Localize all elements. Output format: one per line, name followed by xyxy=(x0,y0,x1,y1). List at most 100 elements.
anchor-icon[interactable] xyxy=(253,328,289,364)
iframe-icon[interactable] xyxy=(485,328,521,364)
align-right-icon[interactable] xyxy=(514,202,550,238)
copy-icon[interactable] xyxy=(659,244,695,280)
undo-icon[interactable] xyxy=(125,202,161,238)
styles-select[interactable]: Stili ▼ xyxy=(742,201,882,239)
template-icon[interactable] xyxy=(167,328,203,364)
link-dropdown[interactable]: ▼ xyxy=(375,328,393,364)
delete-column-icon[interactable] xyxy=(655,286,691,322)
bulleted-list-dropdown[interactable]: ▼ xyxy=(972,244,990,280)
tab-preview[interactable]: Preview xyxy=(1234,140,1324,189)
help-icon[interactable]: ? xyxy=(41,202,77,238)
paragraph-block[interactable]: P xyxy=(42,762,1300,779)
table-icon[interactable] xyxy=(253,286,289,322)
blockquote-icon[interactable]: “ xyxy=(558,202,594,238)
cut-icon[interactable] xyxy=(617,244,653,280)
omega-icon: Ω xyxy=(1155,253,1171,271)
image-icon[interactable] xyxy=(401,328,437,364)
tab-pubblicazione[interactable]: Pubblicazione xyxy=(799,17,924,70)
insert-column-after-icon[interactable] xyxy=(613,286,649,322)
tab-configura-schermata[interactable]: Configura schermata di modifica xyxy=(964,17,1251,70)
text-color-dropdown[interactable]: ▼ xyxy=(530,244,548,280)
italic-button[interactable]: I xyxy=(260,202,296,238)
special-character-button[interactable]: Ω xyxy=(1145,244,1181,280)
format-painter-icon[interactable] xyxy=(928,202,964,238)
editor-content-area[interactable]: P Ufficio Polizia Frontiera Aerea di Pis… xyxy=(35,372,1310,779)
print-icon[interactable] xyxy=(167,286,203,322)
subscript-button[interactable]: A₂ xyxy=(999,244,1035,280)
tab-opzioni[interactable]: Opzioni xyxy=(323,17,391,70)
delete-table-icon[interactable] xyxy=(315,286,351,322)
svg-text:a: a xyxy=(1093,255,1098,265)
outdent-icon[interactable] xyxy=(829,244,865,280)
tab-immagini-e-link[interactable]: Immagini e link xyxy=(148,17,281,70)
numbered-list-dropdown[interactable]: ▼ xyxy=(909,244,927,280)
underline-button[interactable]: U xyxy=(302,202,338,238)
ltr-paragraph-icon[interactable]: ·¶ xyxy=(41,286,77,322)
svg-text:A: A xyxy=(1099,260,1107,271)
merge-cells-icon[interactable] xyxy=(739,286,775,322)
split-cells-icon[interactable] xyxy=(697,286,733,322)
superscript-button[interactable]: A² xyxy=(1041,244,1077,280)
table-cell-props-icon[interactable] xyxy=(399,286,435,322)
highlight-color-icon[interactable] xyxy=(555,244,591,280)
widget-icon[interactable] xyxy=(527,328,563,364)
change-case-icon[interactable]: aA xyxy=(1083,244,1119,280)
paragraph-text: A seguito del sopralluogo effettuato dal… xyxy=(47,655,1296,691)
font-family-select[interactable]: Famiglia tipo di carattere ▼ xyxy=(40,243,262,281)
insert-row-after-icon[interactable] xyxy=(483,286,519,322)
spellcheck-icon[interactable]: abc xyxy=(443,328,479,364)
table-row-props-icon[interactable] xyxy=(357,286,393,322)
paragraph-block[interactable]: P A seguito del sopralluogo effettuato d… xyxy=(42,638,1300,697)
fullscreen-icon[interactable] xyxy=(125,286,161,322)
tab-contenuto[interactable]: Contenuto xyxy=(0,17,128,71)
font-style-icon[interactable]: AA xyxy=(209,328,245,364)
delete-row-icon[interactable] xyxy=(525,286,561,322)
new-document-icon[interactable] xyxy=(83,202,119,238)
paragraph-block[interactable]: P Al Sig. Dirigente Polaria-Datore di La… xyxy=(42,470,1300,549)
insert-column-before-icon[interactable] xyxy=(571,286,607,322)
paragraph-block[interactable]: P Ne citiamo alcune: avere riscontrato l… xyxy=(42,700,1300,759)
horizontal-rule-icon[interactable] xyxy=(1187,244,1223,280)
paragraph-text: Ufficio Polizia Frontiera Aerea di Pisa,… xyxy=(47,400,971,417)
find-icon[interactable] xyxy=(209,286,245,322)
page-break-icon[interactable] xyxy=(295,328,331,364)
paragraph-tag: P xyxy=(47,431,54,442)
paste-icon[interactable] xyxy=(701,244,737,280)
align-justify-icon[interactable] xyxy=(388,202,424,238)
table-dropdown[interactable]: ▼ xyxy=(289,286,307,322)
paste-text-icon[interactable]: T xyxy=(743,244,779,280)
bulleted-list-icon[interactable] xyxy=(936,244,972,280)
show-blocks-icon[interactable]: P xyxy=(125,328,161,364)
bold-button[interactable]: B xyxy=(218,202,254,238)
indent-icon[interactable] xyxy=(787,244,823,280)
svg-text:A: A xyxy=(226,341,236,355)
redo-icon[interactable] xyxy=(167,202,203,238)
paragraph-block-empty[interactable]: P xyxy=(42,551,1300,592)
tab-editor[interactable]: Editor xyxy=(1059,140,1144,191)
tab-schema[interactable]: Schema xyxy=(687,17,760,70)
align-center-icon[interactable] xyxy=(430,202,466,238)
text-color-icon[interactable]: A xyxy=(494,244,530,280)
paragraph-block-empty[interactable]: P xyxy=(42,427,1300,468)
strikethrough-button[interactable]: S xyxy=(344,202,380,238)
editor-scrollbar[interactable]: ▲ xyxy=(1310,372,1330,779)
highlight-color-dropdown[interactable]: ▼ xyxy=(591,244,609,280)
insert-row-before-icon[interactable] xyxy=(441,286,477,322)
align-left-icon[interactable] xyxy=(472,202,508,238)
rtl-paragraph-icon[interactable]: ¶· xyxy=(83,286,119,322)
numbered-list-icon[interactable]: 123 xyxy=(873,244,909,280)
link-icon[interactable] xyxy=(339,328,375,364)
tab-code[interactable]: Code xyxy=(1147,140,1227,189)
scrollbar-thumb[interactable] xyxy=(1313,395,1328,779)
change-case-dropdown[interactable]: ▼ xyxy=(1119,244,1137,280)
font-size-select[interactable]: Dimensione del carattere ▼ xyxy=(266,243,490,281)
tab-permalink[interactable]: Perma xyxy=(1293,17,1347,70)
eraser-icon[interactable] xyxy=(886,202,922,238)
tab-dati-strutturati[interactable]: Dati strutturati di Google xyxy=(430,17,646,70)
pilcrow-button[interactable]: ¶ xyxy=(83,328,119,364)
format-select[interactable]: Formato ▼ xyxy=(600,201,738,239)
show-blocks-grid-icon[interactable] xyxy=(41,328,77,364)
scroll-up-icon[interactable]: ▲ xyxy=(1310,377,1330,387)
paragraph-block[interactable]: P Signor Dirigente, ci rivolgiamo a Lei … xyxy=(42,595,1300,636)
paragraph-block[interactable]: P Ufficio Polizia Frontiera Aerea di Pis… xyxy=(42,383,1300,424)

## [TASK STATEMENT]
Could you write out every row above again, character for character, keeping their order?

## [WRITTEN ANSWER]
Localize all elements. Output format: one per line, name followed by xyxy=(x0,y0,x1,y1). List at most 100 elements.
anchor-icon[interactable] xyxy=(253,328,289,364)
iframe-icon[interactable] xyxy=(485,328,521,364)
align-right-icon[interactable] xyxy=(514,202,550,238)
copy-icon[interactable] xyxy=(659,244,695,280)
undo-icon[interactable] xyxy=(125,202,161,238)
styles-select[interactable]: Stili ▼ xyxy=(742,201,882,239)
template-icon[interactable] xyxy=(167,328,203,364)
link-dropdown[interactable]: ▼ xyxy=(375,328,393,364)
delete-column-icon[interactable] xyxy=(655,286,691,322)
bulleted-list-dropdown[interactable]: ▼ xyxy=(972,244,990,280)
tab-preview[interactable]: Preview xyxy=(1234,140,1324,189)
help-icon[interactable]: ? xyxy=(41,202,77,238)
paragraph-block[interactable]: P xyxy=(42,762,1300,779)
table-icon[interactable] xyxy=(253,286,289,322)
blockquote-icon[interactable]: “ xyxy=(558,202,594,238)
cut-icon[interactable] xyxy=(617,244,653,280)
omega-icon: Ω xyxy=(1155,253,1171,271)
image-icon[interactable] xyxy=(401,328,437,364)
tab-pubblicazione[interactable]: Pubblicazione xyxy=(799,17,924,70)
insert-column-after-icon[interactable] xyxy=(613,286,649,322)
tab-configura-schermata[interactable]: Configura schermata di modifica xyxy=(964,17,1251,70)
text-color-dropdown[interactable]: ▼ xyxy=(530,244,548,280)
italic-button[interactable]: I xyxy=(260,202,296,238)
special-character-button[interactable]: Ω xyxy=(1145,244,1181,280)
format-painter-icon[interactable] xyxy=(928,202,964,238)
editor-content-area[interactable]: P Ufficio Polizia Frontiera Aerea di Pis… xyxy=(35,372,1310,779)
print-icon[interactable] xyxy=(167,286,203,322)
subscript-button[interactable]: A₂ xyxy=(999,244,1035,280)
tab-opzioni[interactable]: Opzioni xyxy=(323,17,391,70)
delete-table-icon[interactable] xyxy=(315,286,351,322)
svg-text:a: a xyxy=(1093,255,1098,265)
outdent-icon[interactable] xyxy=(829,244,865,280)
tab-immagini-e-link[interactable]: Immagini e link xyxy=(148,17,281,70)
numbered-list-dropdown[interactable]: ▼ xyxy=(909,244,927,280)
underline-button[interactable]: U xyxy=(302,202,338,238)
ltr-paragraph-icon[interactable]: ·¶ xyxy=(41,286,77,322)
svg-text:A: A xyxy=(1099,260,1107,271)
merge-cells-icon[interactable] xyxy=(739,286,775,322)
split-cells-icon[interactable] xyxy=(697,286,733,322)
superscript-button[interactable]: A² xyxy=(1041,244,1077,280)
table-cell-props-icon[interactable] xyxy=(399,286,435,322)
highlight-color-icon[interactable] xyxy=(555,244,591,280)
widget-icon[interactable] xyxy=(527,328,563,364)
change-case-icon[interactable]: aA xyxy=(1083,244,1119,280)
paragraph-text: A seguito del sopralluogo effettuato dal… xyxy=(47,655,1296,691)
font-family-select[interactable]: Famiglia tipo di carattere ▼ xyxy=(40,243,262,281)
insert-row-after-icon[interactable] xyxy=(483,286,519,322)
spellcheck-icon[interactable]: abc xyxy=(443,328,479,364)
table-row-props-icon[interactable] xyxy=(357,286,393,322)
paragraph-block[interactable]: P A seguito del sopralluogo effettuato d… xyxy=(42,638,1300,697)
fullscreen-icon[interactable] xyxy=(125,286,161,322)
tab-contenuto[interactable]: Contenuto xyxy=(0,17,128,71)
font-style-icon[interactable]: AA xyxy=(209,328,245,364)
delete-row-icon[interactable] xyxy=(525,286,561,322)
new-document-icon[interactable] xyxy=(83,202,119,238)
paragraph-block[interactable]: P Al Sig. Dirigente Polaria-Datore di La… xyxy=(42,470,1300,549)
insert-column-before-icon[interactable] xyxy=(571,286,607,322)
paragraph-block[interactable]: P Ne citiamo alcune: avere riscontrato l… xyxy=(42,700,1300,759)
horizontal-rule-icon[interactable] xyxy=(1187,244,1223,280)
paragraph-text: Ufficio Polizia Frontiera Aerea di Pisa,… xyxy=(47,400,971,417)
find-icon[interactable] xyxy=(209,286,245,322)
page-break-icon[interactable] xyxy=(295,328,331,364)
paragraph-tag: P xyxy=(47,431,54,442)
paste-icon[interactable] xyxy=(701,244,737,280)
align-justify-icon[interactable] xyxy=(388,202,424,238)
table-dropdown[interactable]: ▼ xyxy=(289,286,307,322)
paste-text-icon[interactable]: T xyxy=(743,244,779,280)
bulleted-list-icon[interactable] xyxy=(936,244,972,280)
show-blocks-icon[interactable]: P xyxy=(125,328,161,364)
bold-button[interactable]: B xyxy=(218,202,254,238)
indent-icon[interactable] xyxy=(787,244,823,280)
svg-text:A: A xyxy=(226,341,236,355)
redo-icon[interactable] xyxy=(167,202,203,238)
paragraph-block-empty[interactable]: P xyxy=(42,551,1300,592)
tab-editor[interactable]: Editor xyxy=(1059,140,1144,191)
tab-schema[interactable]: Schema xyxy=(687,17,760,70)
align-center-icon[interactable] xyxy=(430,202,466,238)
text-color-icon[interactable]: A xyxy=(494,244,530,280)
paragraph-block-empty[interactable]: P xyxy=(42,427,1300,468)
strikethrough-button[interactable]: S xyxy=(344,202,380,238)
editor-scrollbar[interactable]: ▲ xyxy=(1310,372,1330,779)
highlight-color-dropdown[interactable]: ▼ xyxy=(591,244,609,280)
insert-row-before-icon[interactable] xyxy=(441,286,477,322)
align-left-icon[interactable] xyxy=(472,202,508,238)
rtl-paragraph-icon[interactable]: ¶· xyxy=(83,286,119,322)
numbered-list-icon[interactable]: 123 xyxy=(873,244,909,280)
link-icon[interactable] xyxy=(339,328,375,364)
tab-code[interactable]: Code xyxy=(1147,140,1227,189)
scrollbar-thumb[interactable] xyxy=(1313,395,1328,779)
change-case-dropdown[interactable]: ▼ xyxy=(1119,244,1137,280)
font-size-select[interactable]: Dimensione del carattere ▼ xyxy=(266,243,490,281)
tab-permalink[interactable]: Perma xyxy=(1293,17,1347,70)
eraser-icon[interactable] xyxy=(886,202,922,238)
tab-dati-strutturati[interactable]: Dati strutturati di Google xyxy=(430,17,646,70)
pilcrow-button[interactable]: ¶ xyxy=(83,328,119,364)
format-select[interactable]: Formato ▼ xyxy=(600,201,738,239)
show-blocks-grid-icon[interactable] xyxy=(41,328,77,364)
scroll-up-icon[interactable]: ▲ xyxy=(1310,377,1330,387)
paragraph-block[interactable]: P Signor Dirigente, ci rivolgiamo a Lei … xyxy=(42,595,1300,636)
paragraph-block[interactable]: P Ufficio Polizia Frontiera Aerea di Pis… xyxy=(42,383,1300,424)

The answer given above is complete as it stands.